• Brief A
Answer these questions using the async hcall patch:
(i) Which devices are meant to use the new support in later patches?
(ii) How many insertions does the patch make in total?
(iii) Which header file does the patch newly include in spapr_drc.c?
• Brief B
Pick up the async hcall patch after its last line and write what follows.

• Document text
###

The patch adds support for async hcalls at the DRC level for the
spapr devices. To be used by spapr-scm devices in the patch/es to follow.

Signed-off-by: Shivaprasad G Bhat <sbhat@linux.ibm.com>
---
 hw/ppc/spapr_drc.c         |  149 ++++++++++++++++++++++++++++++++++++++++++++
 include/hw/ppc/spapr_drc.h |   25 +++++++
 2 files changed, 174 insertions(+)

diff --git a/hw/ppc/spapr_drc.c b/hw/ppc/spapr_drc.c
index 77718cde1f..4ecd04f686 100644
--- a/hw/ppc/spapr_drc.c
+++ b/hw/ppc/spapr_drc.c
@@ -15,6 +15,7 @@
 #include "qapi/qmp/qnull.h"
 #include "cpu.h"
 #include "qemu/cutils.h"
+#include "qemu/guest-random.h"
 #include "hw/ppc/spapr_drc.h"
 #include "qom/object.h"
 #include "migration/vmstate.h"
@@ -421,6 +422,148 @@ void spapr_drc_detach(SpaprDrc *drc)
     spapr_drc_release(drc);
 }
 
+
+/*
+ * @drc : device DRC targetting which the async hcalls to be made.
+ *
+ * All subsequent requests to run/query the status should use the
+ * unique token returned here.
+ */
+uint64_t spapr_drc_get_new_async_hcall_token(SpaprDrc *drc)

###

• Listed records
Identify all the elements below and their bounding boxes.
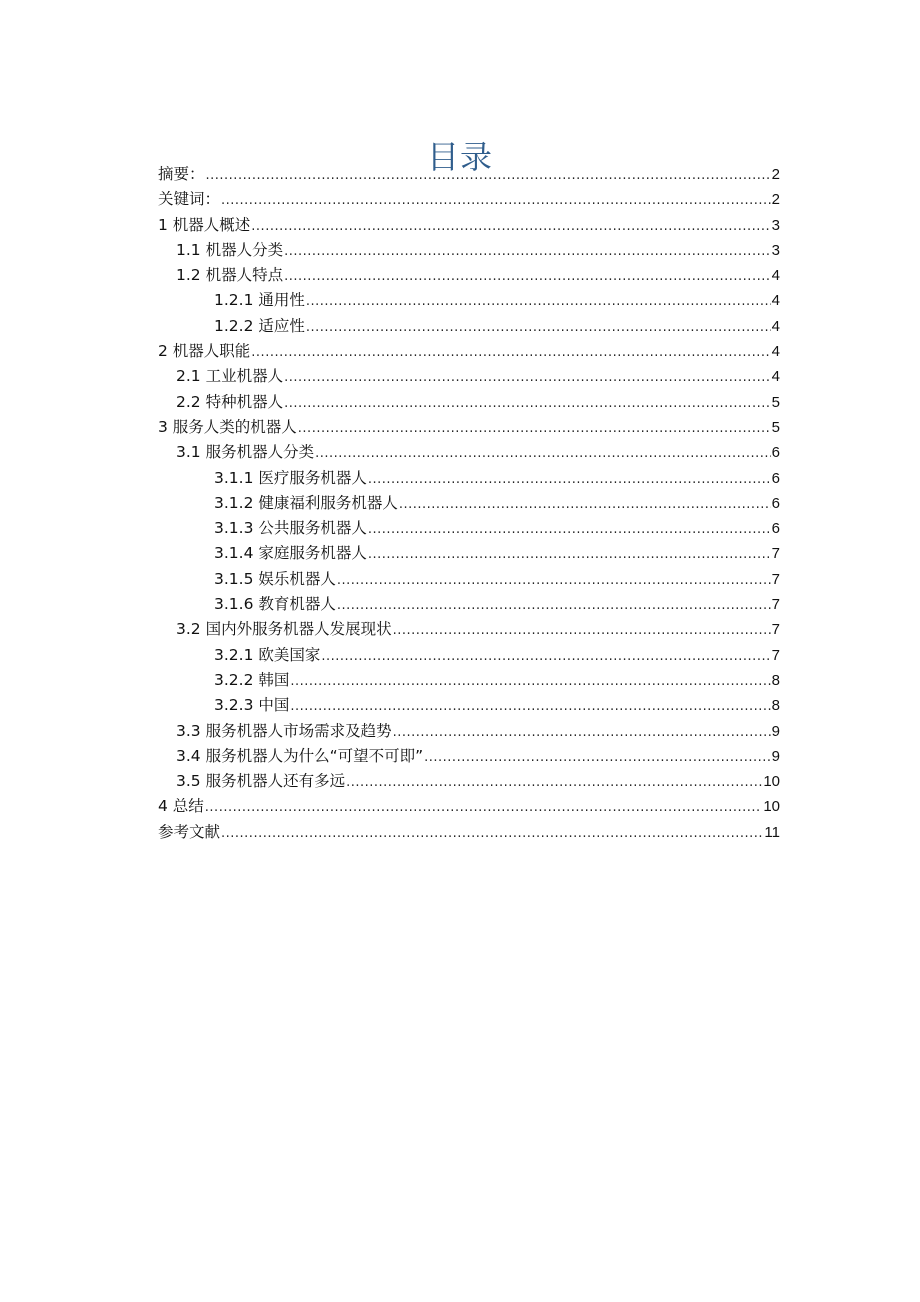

###

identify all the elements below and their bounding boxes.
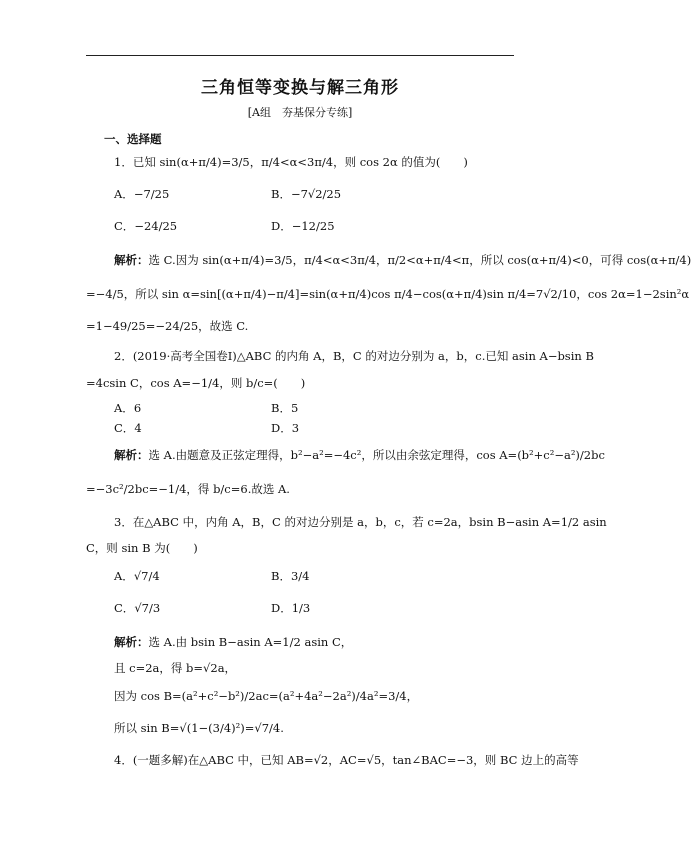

###

• Task result A
(i) spapr-scm devices
(ii) 174 insertions
(iii) "qemu/guest-random.h"

• Task result B
+{
+    Error *err = NULL;
+    uint64_t token;
+    SpaprDrcDeviceAsyncHCallState *tmp, *next, *state;
+
+    state = g_malloc0(sizeof(*state));
+    state->pending = true;
+
+    qemu_mutex_lock(&drc->async_hcall_states_lock);
+retry:
+    if (qemu_guest_getrandom(&token, sizeof(token), &err) < 0) {
+        error_report_err(err);
+        g_free(state);
+        qemu_mutex_unlock(&drc->async_hcall_states_lock);
+        return 0;
+    }
+
+    if (!token) /* Token should be non-zero */
+        goto retry;
+
+    if (!QLIST_EMPTY(&drc->async_hcall_states)) {
+        QLIST_FOREACH_SAFE(tmp, &drc->async_hcall_states, node, next) {
+            if (tmp->continue_token == token) {
+                /* If the token already in use, get a new one */
+                goto retry;
+            }
+        }
+    }
+
+    state->continue_token = token;
+    QLIST_INSERT_HEAD(&drc->async_hcall_states, state, node);
+
+    qemu_mutex_unlock(&drc->async_hcall_states_lock);
+
+    return state->continue_token;
+}
+
+static void *spapr_drc_async_hcall_runner(void *opaque)
+{
+    int response = -1;
+    SpaprDrcDeviceAsyncHCallState *state = opaque;
+
+    /*
+     * state is freed only after this thread finishes(after pthread_join()),
+     * don't worry about it becoming NULL.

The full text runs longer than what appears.